--- DATA LINES ---
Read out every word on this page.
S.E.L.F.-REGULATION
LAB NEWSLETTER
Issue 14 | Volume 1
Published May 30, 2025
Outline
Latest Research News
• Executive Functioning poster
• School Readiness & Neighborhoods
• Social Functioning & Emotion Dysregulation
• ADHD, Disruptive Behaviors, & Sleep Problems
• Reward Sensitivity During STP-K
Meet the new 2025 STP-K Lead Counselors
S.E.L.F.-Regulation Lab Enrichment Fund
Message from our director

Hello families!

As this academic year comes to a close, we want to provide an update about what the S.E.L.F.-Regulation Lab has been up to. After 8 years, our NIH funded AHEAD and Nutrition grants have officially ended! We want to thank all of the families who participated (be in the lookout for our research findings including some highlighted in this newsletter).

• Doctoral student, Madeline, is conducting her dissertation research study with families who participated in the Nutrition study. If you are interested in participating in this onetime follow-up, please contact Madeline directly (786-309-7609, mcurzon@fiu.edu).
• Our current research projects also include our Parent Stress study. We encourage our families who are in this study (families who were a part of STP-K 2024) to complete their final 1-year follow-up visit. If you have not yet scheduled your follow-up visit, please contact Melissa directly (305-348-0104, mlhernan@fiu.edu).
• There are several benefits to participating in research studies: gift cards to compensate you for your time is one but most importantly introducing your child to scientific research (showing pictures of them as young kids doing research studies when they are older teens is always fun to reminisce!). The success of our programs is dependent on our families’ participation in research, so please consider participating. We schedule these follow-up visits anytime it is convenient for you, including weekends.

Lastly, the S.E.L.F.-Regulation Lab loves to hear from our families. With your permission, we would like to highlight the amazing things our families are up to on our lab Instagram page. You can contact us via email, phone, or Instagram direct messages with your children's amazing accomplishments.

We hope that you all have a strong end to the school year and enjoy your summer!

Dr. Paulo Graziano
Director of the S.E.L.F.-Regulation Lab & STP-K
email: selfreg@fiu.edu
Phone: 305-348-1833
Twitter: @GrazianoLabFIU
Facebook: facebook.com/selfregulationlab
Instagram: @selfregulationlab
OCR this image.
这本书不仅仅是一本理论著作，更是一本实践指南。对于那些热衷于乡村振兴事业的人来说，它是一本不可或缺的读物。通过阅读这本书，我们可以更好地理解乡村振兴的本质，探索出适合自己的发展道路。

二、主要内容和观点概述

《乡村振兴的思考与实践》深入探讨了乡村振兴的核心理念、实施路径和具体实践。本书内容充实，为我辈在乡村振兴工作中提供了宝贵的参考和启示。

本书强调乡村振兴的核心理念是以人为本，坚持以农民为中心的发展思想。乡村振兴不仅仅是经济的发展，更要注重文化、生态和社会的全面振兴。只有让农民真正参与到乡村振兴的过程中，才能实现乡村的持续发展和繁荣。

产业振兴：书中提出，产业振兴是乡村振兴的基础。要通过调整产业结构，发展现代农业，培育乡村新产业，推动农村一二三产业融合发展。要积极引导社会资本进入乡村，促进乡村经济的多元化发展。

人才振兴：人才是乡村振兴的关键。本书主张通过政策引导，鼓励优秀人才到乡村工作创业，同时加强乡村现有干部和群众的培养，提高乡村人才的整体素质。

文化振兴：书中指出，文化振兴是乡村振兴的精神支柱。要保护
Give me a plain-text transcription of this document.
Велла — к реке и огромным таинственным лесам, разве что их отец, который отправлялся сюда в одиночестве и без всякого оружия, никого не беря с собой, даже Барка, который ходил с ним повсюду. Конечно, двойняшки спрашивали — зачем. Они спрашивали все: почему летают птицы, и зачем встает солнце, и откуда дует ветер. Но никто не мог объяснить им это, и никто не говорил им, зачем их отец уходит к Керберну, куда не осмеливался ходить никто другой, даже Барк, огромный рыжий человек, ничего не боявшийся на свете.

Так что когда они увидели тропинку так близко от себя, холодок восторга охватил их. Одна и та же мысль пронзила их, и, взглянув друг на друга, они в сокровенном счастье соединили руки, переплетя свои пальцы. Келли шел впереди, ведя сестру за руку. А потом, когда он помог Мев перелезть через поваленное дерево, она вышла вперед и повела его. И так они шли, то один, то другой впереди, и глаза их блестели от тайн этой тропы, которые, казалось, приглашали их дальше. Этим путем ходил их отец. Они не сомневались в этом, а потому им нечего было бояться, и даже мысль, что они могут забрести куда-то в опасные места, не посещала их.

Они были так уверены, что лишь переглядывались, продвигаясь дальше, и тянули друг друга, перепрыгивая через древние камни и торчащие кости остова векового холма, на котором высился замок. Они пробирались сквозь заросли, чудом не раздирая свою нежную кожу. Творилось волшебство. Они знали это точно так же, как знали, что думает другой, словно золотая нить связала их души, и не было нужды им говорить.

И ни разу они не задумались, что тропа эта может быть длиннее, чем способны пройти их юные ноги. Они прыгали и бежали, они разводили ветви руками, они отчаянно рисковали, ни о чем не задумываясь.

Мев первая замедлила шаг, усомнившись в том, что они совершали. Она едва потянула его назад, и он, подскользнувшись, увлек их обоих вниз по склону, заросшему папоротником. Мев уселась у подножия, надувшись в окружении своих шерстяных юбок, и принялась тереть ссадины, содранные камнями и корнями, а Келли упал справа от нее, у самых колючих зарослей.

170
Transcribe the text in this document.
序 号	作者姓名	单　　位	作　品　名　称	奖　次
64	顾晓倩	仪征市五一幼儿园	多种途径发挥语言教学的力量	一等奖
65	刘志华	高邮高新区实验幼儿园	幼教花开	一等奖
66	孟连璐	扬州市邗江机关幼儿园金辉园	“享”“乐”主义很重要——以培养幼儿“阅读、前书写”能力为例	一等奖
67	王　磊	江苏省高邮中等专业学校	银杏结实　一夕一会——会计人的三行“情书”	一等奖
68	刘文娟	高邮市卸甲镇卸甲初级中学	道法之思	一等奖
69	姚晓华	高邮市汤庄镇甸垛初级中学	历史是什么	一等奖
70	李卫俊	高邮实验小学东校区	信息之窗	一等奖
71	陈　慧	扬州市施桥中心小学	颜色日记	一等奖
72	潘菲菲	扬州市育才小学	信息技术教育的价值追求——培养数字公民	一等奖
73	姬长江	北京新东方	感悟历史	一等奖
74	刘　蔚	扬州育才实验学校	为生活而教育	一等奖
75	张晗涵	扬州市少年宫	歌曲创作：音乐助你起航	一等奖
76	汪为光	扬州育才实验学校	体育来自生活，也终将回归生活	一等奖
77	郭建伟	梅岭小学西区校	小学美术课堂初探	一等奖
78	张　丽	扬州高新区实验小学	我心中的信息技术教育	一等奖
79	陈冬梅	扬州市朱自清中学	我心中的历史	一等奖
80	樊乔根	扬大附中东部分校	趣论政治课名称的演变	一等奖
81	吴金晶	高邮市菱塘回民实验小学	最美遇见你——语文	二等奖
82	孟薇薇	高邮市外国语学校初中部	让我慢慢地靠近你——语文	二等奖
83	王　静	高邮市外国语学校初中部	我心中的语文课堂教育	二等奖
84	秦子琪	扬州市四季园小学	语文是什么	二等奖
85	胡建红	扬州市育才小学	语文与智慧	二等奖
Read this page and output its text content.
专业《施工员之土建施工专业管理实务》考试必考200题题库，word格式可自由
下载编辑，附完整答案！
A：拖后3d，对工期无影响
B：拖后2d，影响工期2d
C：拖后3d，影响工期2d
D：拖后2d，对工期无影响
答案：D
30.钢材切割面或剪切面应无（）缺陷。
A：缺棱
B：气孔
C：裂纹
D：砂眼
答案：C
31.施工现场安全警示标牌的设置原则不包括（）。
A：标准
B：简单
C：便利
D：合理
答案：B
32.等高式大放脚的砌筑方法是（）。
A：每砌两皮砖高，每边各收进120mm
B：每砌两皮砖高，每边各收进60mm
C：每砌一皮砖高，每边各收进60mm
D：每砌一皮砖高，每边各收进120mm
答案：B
---
EXERCISE INSTRUCTIONS:
Produce an exact copy of all the records.

TASK ANSWER:
Read out every word on this page.
S.E.L.F.-REGULATION
LAB NEWSLETTER
Issue 14 | Volume 1
Published May 30, 2025
Outline
Latest Research News
• Executive Functioning poster
• School Readiness & Neighborhoods
• Social Functioning & Emotion Dysregulation
• ADHD, Disruptive Behaviors, & Sleep Problems
• Reward Sensitivity During STP-K
Meet the new 2025 STP-K Lead Counselors
S.E.L.F.-Regulation Lab Enrichment Fund
Message from our director

Hello families!

As this academic year comes to a close, we want to provide an update about what the S.E.L.F.-Regulation Lab has been up to. After 8 years, our NIH funded AHEAD and Nutrition grants have officially ended! We want to thank all of the families who participated (be in the lookout for our research findings including some highlighted in this newsletter).

• Doctoral student, Madeline, is conducting her dissertation research study with families who participated in the Nutrition study. If you are interested in participating in this onetime follow-up, please contact Madeline directly (786-309-7609, mcurzon@fiu.edu).
• Our current research projects also include our Parent Stress study. We encourage our families who are in this study (families who were a part of STP-K 2024) to complete their final 1-year follow-up visit. If you have not yet scheduled your follow-up visit, please contact Melissa directly (305-348-0104, mlhernan@fiu.edu).
• There are several benefits to participating in research studies: gift cards to compensate you for your time is one but most importantly introducing your child to scientific research (showing pictures of them as young kids doing research studies when they are older teens is always fun to reminisce!). The success of our programs is dependent on our families’ participation in research, so please consider participating. We schedule these follow-up visits anytime it is convenient for you, including weekends.

Lastly, the S.E.L.F.-Regulation Lab loves to hear from our families. With your permission, we would like to highlight the amazing things our families are up to on our lab Instagram page. You can contact us via email, phone, or Instagram direct messages with your children's amazing accomplishments.

We hope that you all have a strong end to the school year and enjoy your summer!

Dr. Paulo Graziano
Director of the S.E.L.F.-Regulation Lab & STP-K
email: selfreg@fiu.edu
Phone: 305-348-1833
Twitter: @GrazianoLabFIU
Facebook: facebook.com/selfregulationlab
Instagram: @selfregulationlab
OCR this image.
这本书不仅仅是一本理论著作，更是一本实践指南。对于那些热衷于乡村振兴事业的人来说，它是一本不可或缺的读物。通过阅读这本书，我们可以更好地理解乡村振兴的本质，探索出适合自己的发展道路。

二、主要内容和观点概述

《乡村振兴的思考与实践》深入探讨了乡村振兴的核心理念、实施路径和具体实践。本书内容充实，为我辈在乡村振兴工作中提供了宝贵的参考和启示。

本书强调乡村振兴的核心理念是以人为本，坚持以农民为中心的发展思想。乡村振兴不仅仅是经济的发展，更要注重文化、生态和社会的全面振兴。只有让农民真正参与到乡村振兴的过程中，才能实现乡村的持续发展和繁荣。

产业振兴：书中提出，产业振兴是乡村振兴的基础。要通过调整产业结构，发展现代农业，培育乡村新产业，推动农村一二三产业融合发展。要积极引导社会资本进入乡村，促进乡村经济的多元化发展。

人才振兴：人才是乡村振兴的关键。本书主张通过政策引导，鼓励优秀人才到乡村工作创业，同时加强乡村现有干部和群众的培养，提高乡村人才的整体素质。

文化振兴：书中指出，文化振兴是乡村振兴的精神支柱。要保护
Give me a plain-text transcription of this document.
Велла — к реке и огромным таинственным лесам, разве что их отец, который отправлялся сюда в одиночестве и без всякого оружия, никого не беря с собой, даже Барка, который ходил с ним повсюду. Конечно, двойняшки спрашивали — зачем. Они спрашивали все: почему летают птицы, и зачем встает солнце, и откуда дует ветер. Но никто не мог объяснить им это, и никто не говорил им, зачем их отец уходит к Керберну, куда не осмеливался ходить никто другой, даже Барк, огромный рыжий человек, ничего не боявшийся на свете.

Так что когда они увидели тропинку так близко от себя, холодок восторга охватил их. Одна и та же мысль пронзила их, и, взглянув друг на друга, они в сокровенном счастье соединили руки, переплетя свои пальцы. Келли шел впереди, ведя сестру за руку. А потом, когда он помог Мев перелезть через поваленное дерево, она вышла вперед и повела его. И так они шли, то один, то другой впереди, и глаза их блестели от тайн этой тропы, которые, казалось, приглашали их дальше. Этим путем ходил их отец. Они не сомневались в этом, а потому им нечего было бояться, и даже мысль, что они могут забрести куда-то в опасные места, не посещала их.

Они были так уверены, что лишь переглядывались, продвигаясь дальше, и тянули друг друга, перепрыгивая через древние камни и торчащие кости остова векового холма, на котором высился замок. Они пробирались сквозь заросли, чудом не раздирая свою нежную кожу. Творилось волшебство. Они знали это точно так же, как знали, что думает другой, словно золотая нить связала их души, и не было нужды им говорить.

И ни разу они не задумались, что тропа эта может быть длиннее, чем способны пройти их юные ноги. Они прыгали и бежали, они разводили ветви руками, они отчаянно рисковали, ни о чем не задумываясь.

Мев первая замедлила шаг, усомнившись в том, что они совершали. Она едва потянула его назад, и он, подскользнувшись, увлек их обоих вниз по склону, заросшему папоротником. Мев уселась у подножия, надувшись в окружении своих шерстяных юбок, и принялась тереть ссадины, содранные камнями и корнями, а Келли упал справа от нее, у самых колючих зарослей.

170
Transcribe the text in this document.
序 号	作者姓名	单　　位	作　品　名　称	奖　次
64	顾晓倩	仪征市五一幼儿园	多种途径发挥语言教学的力量	一等奖
65	刘志华	高邮高新区实验幼儿园	幼教花开	一等奖
66	孟连璐	扬州市邗江机关幼儿园金辉园	“享”“乐”主义很重要——以培养幼儿“阅读、前书写”能力为例	一等奖
67	王　磊	江苏省高邮中等专业学校	银杏结实　一夕一会——会计人的三行“情书”	一等奖
68	刘文娟	高邮市卸甲镇卸甲初级中学	道法之思	一等奖
69	姚晓华	高邮市汤庄镇甸垛初级中学	历史是什么	一等奖
70	李卫俊	高邮实验小学东校区	信息之窗	一等奖
71	陈　慧	扬州市施桥中心小学	颜色日记	一等奖
72	潘菲菲	扬州市育才小学	信息技术教育的价值追求——培养数字公民	一等奖
73	姬长江	北京新东方	感悟历史	一等奖
74	刘　蔚	扬州育才实验学校	为生活而教育	一等奖
75	张晗涵	扬州市少年宫	歌曲创作：音乐助你起航	一等奖
76	汪为光	扬州育才实验学校	体育来自生活，也终将回归生活	一等奖
77	郭建伟	梅岭小学西区校	小学美术课堂初探	一等奖
78	张　丽	扬州高新区实验小学	我心中的信息技术教育	一等奖
79	陈冬梅	扬州市朱自清中学	我心中的历史	一等奖
80	樊乔根	扬大附中东部分校	趣论政治课名称的演变	一等奖
81	吴金晶	高邮市菱塘回民实验小学	最美遇见你——语文	二等奖
82	孟薇薇	高邮市外国语学校初中部	让我慢慢地靠近你——语文	二等奖
83	王　静	高邮市外国语学校初中部	我心中的语文课堂教育	二等奖
84	秦子琪	扬州市四季园小学	语文是什么	二等奖
85	胡建红	扬州市育才小学	语文与智慧	二等奖
Read this page and output its text content.
专业《施工员之土建施工专业管理实务》考试必考200题题库，word格式可自由
下载编辑，附完整答案！
A：拖后3d，对工期无影响
B：拖后2d，影响工期2d
C：拖后3d，影响工期2d
D：拖后2d，对工期无影响
答案：D
30.钢材切割面或剪切面应无（）缺陷。
A：缺棱
B：气孔
C：裂纹
D：砂眼
答案：C
31.施工现场安全警示标牌的设置原则不包括（）。
A：标准
B：简单
C：便利
D：合理
答案：B
32.等高式大放脚的砌筑方法是（）。
A：每砌两皮砖高，每边各收进120mm
B：每砌两皮砖高，每边各收进60mm
C：每砌一皮砖高，每边各收进60mm
D：每砌一皮砖高，每边各收进120mm
答案：B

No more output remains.